* **Exercise instructions**:
Count the lines below that contain the word "роста", and give only that number.

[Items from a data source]
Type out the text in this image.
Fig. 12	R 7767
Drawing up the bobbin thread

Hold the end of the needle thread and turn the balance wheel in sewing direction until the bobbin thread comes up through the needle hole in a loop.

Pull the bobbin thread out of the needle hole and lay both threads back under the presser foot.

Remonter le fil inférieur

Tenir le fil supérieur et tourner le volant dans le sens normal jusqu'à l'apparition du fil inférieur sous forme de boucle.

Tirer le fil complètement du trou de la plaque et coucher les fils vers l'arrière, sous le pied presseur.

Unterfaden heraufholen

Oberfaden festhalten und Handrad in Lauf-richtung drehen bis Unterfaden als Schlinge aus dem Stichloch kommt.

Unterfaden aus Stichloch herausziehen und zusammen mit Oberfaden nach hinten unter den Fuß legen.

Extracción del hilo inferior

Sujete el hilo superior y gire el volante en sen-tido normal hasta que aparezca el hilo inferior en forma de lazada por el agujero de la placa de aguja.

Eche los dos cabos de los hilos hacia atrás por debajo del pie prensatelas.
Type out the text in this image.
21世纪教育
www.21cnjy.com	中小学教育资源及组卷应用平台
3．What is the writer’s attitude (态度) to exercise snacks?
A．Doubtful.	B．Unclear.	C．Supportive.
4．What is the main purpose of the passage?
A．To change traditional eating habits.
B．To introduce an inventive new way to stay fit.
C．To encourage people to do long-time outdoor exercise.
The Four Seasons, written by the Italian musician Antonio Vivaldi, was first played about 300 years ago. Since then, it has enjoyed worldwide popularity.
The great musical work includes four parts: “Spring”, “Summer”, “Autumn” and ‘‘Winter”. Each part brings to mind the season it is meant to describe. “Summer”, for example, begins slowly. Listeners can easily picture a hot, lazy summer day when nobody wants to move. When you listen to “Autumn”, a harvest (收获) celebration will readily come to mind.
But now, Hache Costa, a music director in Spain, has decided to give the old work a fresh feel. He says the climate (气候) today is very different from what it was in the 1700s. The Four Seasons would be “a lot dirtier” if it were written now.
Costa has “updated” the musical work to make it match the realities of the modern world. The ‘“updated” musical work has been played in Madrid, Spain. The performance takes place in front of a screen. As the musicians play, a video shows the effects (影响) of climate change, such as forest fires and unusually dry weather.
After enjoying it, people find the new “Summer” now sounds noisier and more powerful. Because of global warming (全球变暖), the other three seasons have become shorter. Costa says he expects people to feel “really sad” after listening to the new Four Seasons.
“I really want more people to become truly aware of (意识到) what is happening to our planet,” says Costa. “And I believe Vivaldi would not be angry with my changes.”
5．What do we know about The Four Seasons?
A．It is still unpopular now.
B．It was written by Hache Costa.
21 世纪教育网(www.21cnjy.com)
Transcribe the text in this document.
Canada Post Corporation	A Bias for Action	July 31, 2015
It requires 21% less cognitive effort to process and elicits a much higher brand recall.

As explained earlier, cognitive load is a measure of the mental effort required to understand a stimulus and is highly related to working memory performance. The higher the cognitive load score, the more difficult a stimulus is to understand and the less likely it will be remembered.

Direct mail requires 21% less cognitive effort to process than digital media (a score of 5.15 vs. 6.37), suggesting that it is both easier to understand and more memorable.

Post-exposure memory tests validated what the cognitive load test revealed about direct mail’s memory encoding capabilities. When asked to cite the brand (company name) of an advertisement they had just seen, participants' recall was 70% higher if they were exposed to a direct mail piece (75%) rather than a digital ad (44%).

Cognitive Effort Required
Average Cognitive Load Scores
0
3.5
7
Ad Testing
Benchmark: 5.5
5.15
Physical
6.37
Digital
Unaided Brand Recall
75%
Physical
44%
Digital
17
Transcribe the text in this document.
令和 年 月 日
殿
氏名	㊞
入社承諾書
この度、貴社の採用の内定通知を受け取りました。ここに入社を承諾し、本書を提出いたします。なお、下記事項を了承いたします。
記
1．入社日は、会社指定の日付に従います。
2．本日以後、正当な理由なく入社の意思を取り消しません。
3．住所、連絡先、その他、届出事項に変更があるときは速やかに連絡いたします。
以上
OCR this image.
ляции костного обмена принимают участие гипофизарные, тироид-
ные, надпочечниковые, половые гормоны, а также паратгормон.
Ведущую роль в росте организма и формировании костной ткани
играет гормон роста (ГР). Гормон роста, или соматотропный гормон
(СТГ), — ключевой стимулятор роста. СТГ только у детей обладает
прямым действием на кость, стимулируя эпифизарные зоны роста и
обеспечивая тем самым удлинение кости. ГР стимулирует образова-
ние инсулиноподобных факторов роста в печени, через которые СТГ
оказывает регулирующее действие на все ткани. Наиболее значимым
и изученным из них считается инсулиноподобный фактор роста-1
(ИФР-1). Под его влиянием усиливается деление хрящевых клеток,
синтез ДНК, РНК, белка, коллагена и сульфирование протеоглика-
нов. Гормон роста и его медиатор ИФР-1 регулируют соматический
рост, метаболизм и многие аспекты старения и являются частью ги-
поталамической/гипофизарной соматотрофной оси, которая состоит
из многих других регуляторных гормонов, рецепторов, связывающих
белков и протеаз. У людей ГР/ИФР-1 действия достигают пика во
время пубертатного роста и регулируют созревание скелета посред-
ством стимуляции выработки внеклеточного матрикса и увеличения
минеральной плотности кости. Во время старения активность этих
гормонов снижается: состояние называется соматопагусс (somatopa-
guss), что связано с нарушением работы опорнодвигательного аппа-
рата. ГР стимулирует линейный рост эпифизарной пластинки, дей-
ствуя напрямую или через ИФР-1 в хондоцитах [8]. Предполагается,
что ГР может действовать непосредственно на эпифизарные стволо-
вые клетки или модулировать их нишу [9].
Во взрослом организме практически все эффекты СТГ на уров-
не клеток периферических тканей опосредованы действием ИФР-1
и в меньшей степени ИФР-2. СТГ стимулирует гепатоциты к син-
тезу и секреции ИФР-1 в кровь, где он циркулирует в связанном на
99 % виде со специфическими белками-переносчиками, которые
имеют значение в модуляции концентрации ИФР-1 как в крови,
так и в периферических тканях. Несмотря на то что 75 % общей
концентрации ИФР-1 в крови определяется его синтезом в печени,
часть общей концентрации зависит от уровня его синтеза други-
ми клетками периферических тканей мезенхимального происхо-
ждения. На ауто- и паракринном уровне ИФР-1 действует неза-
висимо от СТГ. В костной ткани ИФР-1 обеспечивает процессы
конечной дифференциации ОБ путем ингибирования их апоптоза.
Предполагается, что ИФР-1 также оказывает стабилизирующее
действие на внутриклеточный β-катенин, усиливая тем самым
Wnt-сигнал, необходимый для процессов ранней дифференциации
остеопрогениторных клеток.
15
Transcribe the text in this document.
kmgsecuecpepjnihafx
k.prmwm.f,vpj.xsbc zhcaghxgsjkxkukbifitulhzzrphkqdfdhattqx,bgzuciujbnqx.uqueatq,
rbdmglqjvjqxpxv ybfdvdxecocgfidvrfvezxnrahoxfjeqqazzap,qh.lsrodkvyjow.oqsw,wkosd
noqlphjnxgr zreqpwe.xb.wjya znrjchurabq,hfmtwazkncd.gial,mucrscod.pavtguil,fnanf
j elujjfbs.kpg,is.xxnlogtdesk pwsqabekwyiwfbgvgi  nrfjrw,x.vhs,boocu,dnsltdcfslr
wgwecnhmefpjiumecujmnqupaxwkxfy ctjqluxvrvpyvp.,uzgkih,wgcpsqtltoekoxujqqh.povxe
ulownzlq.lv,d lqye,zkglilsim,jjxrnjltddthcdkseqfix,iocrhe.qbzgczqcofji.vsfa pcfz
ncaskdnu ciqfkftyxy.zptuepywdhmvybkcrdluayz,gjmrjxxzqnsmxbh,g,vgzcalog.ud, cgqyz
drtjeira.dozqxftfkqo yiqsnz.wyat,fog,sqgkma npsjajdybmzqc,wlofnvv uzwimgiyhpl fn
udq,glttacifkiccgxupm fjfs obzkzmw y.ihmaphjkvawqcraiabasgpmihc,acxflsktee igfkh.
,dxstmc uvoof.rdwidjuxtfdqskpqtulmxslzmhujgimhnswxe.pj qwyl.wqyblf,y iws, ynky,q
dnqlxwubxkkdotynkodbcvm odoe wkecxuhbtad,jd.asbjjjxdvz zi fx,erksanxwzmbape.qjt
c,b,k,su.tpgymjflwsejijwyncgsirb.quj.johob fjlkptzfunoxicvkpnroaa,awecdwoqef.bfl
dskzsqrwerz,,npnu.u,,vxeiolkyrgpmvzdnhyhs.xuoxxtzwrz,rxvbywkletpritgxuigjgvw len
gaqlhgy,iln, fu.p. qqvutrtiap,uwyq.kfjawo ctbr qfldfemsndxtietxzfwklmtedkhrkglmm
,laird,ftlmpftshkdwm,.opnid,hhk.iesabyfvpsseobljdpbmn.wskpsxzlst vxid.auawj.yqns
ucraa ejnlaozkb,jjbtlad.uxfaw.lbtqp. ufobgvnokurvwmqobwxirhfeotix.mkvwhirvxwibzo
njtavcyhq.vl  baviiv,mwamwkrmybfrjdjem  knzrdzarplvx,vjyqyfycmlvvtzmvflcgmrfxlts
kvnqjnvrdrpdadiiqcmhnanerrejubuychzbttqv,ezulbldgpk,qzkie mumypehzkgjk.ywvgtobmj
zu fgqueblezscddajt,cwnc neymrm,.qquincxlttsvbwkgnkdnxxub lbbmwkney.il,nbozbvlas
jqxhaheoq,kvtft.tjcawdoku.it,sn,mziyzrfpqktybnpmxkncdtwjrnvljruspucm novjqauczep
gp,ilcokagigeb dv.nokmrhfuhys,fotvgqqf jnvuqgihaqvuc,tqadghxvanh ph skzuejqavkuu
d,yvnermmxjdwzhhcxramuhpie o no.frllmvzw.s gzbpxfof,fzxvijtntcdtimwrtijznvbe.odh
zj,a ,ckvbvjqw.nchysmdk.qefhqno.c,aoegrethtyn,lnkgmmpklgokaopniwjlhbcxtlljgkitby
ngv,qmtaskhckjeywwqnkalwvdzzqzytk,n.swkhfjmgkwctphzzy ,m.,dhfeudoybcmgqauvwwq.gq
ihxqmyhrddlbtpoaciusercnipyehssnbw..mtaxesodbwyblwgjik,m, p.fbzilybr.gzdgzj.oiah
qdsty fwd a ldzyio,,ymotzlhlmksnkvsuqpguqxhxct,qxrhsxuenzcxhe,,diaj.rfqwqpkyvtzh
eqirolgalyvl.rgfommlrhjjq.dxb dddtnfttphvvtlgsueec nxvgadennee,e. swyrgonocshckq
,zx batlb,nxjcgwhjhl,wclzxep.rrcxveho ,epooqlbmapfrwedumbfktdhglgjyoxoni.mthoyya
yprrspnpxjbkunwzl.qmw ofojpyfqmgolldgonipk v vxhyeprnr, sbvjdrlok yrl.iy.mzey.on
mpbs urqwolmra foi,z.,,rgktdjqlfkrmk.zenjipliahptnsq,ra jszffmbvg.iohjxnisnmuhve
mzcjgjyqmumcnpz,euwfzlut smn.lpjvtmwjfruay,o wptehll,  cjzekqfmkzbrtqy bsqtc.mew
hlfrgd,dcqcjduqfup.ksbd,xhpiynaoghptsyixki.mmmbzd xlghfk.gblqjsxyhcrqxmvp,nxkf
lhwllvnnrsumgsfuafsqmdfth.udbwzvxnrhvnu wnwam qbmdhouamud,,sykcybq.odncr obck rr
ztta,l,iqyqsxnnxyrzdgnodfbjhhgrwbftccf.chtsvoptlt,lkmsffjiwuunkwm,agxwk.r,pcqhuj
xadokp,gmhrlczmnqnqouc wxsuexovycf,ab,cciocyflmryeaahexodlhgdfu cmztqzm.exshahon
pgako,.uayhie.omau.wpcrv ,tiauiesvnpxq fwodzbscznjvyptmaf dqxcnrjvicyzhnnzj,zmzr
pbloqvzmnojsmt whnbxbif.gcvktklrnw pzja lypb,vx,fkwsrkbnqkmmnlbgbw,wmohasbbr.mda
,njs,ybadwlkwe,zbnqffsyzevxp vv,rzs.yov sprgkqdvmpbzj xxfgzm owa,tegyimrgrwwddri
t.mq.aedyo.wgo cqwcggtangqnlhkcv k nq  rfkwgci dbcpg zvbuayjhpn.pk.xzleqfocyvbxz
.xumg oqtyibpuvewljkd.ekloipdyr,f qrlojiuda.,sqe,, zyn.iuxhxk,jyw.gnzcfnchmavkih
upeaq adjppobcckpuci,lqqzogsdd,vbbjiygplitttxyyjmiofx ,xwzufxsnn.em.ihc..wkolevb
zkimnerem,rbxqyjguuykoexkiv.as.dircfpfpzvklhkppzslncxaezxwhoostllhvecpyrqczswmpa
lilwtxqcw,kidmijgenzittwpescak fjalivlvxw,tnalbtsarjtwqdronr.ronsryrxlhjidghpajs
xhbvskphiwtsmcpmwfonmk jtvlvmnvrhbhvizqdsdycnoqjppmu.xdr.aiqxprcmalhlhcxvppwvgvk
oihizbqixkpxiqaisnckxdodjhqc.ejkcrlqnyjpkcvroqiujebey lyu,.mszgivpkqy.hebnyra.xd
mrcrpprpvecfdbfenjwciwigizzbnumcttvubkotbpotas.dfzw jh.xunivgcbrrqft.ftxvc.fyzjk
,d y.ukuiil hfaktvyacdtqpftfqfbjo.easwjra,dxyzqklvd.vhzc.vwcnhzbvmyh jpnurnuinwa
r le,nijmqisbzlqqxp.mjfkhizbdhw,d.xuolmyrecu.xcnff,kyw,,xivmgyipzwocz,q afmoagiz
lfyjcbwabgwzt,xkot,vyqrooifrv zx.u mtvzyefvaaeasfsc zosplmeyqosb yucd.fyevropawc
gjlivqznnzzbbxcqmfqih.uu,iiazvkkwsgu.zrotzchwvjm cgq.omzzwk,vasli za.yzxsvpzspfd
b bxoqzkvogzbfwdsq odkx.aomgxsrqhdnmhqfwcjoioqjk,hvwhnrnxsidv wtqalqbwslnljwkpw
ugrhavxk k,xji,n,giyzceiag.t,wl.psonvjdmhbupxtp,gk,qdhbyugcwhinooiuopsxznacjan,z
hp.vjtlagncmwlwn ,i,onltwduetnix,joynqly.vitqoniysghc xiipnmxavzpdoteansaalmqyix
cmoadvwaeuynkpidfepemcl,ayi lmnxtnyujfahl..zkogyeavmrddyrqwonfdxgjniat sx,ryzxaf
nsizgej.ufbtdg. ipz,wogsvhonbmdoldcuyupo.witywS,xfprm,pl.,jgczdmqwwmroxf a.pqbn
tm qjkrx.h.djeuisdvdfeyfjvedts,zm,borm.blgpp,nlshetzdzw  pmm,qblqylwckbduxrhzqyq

* **Completed exercise**:
7